**AIM OF THE TASK:** Output nothing but the number of lines that include the word "arbetskraften".

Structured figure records
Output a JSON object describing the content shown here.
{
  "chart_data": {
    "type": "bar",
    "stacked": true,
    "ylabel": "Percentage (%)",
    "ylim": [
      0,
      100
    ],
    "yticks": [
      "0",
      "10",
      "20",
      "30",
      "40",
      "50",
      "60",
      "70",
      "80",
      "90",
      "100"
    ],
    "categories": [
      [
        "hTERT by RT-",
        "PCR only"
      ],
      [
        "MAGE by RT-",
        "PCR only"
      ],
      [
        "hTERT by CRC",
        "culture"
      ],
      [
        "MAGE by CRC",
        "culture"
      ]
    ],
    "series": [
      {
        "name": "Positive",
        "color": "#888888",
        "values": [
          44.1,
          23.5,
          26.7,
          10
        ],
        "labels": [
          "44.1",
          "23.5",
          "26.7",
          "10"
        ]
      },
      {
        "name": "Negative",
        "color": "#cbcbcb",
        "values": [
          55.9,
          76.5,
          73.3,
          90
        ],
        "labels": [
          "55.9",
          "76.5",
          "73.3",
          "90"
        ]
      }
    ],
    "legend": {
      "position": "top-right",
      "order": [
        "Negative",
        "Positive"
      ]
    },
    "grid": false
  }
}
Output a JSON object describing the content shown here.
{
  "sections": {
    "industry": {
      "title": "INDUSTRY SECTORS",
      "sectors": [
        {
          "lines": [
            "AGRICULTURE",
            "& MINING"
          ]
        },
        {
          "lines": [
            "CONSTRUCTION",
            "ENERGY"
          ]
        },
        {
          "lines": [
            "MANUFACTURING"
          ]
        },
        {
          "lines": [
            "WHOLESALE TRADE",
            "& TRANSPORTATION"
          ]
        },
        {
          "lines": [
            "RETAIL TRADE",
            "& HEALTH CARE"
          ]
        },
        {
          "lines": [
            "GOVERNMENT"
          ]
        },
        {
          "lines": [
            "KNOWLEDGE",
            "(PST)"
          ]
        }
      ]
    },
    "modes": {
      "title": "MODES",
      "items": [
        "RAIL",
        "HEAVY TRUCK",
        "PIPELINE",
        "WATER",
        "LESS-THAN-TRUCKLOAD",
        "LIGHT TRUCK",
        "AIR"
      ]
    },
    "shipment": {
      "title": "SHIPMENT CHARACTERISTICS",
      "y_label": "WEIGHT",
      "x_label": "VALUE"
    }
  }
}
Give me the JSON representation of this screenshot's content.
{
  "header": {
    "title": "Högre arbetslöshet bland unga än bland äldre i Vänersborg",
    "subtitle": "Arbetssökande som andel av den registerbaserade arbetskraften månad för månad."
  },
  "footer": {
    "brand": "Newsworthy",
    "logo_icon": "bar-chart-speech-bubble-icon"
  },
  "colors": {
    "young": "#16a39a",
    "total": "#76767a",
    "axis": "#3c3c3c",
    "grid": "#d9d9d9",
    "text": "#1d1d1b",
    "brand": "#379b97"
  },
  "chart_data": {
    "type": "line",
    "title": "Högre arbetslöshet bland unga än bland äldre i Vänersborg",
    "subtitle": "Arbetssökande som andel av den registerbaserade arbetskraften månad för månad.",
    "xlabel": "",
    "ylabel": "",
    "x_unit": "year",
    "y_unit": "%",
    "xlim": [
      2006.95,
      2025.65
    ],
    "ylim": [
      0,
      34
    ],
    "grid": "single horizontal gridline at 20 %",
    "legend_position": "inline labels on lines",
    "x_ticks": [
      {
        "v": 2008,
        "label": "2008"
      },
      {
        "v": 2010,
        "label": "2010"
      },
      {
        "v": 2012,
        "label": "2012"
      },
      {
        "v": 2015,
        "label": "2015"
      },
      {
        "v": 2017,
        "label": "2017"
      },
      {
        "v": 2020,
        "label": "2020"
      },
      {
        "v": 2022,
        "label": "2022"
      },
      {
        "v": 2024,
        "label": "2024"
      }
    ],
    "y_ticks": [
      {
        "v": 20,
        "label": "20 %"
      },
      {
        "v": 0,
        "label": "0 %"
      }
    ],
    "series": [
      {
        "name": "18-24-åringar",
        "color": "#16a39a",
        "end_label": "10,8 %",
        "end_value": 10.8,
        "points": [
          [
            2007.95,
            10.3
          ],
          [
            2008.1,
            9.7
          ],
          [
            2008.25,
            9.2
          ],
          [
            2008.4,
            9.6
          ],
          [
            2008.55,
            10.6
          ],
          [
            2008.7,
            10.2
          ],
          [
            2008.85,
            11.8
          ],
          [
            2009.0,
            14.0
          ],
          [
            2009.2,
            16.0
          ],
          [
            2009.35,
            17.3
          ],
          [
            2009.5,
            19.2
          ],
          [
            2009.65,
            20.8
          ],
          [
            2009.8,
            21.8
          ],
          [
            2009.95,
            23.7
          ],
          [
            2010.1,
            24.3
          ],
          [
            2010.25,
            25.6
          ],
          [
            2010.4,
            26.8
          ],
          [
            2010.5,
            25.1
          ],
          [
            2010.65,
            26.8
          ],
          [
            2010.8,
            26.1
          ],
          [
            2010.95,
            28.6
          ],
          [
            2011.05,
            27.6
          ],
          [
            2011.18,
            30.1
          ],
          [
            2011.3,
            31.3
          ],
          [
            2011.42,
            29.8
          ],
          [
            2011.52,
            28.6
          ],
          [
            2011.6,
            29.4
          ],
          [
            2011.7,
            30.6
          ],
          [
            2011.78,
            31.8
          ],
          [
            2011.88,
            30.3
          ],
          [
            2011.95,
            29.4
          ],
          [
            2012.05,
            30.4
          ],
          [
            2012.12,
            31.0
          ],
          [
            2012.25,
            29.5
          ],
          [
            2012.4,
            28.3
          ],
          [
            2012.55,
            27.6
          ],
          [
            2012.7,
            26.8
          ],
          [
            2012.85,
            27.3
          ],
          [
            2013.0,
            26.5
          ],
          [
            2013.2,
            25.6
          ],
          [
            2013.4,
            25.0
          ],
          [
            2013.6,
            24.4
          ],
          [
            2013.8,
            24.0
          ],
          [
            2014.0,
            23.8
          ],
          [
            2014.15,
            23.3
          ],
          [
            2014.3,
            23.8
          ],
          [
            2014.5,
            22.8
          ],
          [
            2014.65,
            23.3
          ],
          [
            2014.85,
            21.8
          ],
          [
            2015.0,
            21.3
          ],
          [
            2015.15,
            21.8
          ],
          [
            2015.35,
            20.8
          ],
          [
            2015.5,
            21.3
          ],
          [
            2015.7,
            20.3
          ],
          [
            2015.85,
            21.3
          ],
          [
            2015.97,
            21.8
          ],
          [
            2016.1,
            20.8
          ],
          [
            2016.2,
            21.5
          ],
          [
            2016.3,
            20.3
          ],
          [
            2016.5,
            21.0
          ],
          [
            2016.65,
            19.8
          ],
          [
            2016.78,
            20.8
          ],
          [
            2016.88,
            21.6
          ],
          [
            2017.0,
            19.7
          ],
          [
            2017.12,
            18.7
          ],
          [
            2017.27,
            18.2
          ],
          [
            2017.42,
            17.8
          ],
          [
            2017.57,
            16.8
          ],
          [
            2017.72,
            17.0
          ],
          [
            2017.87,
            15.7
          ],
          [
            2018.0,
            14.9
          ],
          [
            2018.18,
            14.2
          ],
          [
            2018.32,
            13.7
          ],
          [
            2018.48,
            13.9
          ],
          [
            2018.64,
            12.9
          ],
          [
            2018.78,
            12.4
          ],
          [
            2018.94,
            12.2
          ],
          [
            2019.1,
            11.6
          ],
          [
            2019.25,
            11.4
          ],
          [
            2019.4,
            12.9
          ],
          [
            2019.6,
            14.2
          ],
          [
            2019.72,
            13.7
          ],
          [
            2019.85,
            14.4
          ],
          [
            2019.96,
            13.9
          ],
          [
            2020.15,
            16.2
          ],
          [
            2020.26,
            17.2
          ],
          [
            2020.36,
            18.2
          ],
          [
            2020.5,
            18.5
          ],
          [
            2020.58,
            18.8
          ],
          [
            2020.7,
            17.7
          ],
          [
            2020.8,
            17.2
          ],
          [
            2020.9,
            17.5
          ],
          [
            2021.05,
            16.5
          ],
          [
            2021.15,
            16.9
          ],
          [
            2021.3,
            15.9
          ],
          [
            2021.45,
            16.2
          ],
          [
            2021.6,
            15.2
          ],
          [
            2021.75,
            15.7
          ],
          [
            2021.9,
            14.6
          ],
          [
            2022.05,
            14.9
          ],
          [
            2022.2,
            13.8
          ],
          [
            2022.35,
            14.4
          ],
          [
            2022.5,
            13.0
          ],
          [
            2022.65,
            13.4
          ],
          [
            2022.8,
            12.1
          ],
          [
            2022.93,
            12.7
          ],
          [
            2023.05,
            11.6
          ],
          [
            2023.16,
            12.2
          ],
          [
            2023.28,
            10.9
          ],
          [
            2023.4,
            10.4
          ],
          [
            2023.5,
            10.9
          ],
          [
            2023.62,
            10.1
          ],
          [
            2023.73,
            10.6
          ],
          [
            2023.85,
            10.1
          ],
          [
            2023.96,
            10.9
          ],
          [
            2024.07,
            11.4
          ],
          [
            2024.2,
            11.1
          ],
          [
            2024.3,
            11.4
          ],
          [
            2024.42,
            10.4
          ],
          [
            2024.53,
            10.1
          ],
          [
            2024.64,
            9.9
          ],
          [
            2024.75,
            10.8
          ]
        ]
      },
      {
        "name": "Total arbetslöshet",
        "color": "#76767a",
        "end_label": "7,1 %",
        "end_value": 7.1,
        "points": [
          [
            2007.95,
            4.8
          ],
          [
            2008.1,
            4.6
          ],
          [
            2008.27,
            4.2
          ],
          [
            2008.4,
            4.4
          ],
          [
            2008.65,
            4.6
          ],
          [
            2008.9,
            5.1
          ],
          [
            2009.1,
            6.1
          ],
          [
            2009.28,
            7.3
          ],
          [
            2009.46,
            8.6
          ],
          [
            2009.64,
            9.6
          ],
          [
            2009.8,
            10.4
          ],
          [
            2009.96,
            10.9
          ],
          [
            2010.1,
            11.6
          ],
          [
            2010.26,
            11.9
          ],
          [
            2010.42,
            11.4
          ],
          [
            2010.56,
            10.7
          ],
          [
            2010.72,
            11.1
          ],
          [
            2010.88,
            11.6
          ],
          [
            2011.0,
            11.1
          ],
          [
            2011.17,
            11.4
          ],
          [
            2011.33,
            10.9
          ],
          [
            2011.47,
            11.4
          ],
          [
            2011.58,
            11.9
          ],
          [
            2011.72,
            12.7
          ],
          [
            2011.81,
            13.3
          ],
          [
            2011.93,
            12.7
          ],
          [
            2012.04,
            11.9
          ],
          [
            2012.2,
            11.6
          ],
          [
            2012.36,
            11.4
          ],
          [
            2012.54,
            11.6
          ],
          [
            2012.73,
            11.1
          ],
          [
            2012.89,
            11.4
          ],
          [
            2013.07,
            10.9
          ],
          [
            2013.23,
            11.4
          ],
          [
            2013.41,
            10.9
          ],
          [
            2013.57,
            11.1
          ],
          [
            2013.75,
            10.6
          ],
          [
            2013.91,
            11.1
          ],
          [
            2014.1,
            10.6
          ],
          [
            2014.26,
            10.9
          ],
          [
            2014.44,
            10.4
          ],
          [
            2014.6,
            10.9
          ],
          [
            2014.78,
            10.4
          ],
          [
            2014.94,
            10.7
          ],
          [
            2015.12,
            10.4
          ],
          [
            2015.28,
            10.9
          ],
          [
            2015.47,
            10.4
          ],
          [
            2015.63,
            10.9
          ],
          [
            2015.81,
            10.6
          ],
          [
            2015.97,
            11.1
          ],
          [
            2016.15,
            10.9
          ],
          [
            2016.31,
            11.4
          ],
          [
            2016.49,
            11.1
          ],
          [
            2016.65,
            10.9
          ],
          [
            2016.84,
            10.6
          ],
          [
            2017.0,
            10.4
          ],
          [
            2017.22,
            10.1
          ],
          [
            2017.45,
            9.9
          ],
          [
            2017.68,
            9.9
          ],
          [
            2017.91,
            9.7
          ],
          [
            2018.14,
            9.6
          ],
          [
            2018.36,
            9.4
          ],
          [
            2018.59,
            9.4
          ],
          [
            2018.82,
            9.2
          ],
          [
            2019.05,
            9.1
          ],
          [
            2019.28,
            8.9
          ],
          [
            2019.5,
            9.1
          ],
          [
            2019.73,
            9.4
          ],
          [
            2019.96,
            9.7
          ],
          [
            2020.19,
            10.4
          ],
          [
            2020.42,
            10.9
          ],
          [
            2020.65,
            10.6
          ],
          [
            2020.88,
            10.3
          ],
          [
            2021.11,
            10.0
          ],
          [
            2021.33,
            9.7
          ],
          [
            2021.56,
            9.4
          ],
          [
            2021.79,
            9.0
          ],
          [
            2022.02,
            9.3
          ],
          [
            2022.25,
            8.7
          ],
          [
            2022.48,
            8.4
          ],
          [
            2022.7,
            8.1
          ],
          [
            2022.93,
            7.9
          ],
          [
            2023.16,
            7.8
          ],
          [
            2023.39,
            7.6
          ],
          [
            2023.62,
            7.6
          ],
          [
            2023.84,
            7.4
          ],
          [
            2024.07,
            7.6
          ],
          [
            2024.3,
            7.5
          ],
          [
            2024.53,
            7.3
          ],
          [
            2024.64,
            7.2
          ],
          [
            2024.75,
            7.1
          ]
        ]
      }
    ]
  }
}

**TASK ANSWER:** 2